» AIM OF THE EXERCISE: Look through the lines and report how many include the word "кроме", giving nothing but the number.

» RECORDS FOR THE TASK:

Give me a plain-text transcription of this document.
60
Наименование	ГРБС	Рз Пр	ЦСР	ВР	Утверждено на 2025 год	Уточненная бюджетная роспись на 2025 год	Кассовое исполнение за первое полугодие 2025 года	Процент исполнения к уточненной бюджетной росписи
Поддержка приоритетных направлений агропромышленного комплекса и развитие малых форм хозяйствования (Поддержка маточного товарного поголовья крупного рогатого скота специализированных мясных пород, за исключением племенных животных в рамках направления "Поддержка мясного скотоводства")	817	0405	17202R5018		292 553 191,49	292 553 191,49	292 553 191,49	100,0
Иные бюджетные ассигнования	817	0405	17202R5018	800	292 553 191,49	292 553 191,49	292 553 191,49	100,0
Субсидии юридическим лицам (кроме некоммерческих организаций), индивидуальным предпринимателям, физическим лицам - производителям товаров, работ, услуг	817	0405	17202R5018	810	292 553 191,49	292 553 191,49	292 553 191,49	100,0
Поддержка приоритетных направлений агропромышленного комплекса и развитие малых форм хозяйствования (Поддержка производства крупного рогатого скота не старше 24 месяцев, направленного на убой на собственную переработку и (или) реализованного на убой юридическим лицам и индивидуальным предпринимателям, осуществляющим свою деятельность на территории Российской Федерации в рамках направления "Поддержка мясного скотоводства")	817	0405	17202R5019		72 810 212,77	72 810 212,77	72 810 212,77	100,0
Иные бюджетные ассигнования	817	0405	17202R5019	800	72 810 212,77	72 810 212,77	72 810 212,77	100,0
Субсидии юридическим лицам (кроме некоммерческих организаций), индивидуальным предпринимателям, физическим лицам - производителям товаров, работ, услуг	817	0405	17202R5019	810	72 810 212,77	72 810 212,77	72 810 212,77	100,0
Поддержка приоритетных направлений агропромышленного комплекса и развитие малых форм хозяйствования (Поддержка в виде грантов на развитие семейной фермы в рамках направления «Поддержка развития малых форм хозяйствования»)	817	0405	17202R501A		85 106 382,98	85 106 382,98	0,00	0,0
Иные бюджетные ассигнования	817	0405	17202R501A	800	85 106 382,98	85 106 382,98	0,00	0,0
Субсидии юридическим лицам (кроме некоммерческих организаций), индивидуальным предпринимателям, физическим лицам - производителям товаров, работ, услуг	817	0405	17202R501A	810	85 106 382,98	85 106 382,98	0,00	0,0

» OUTPUT OF THE EXERCISE: 3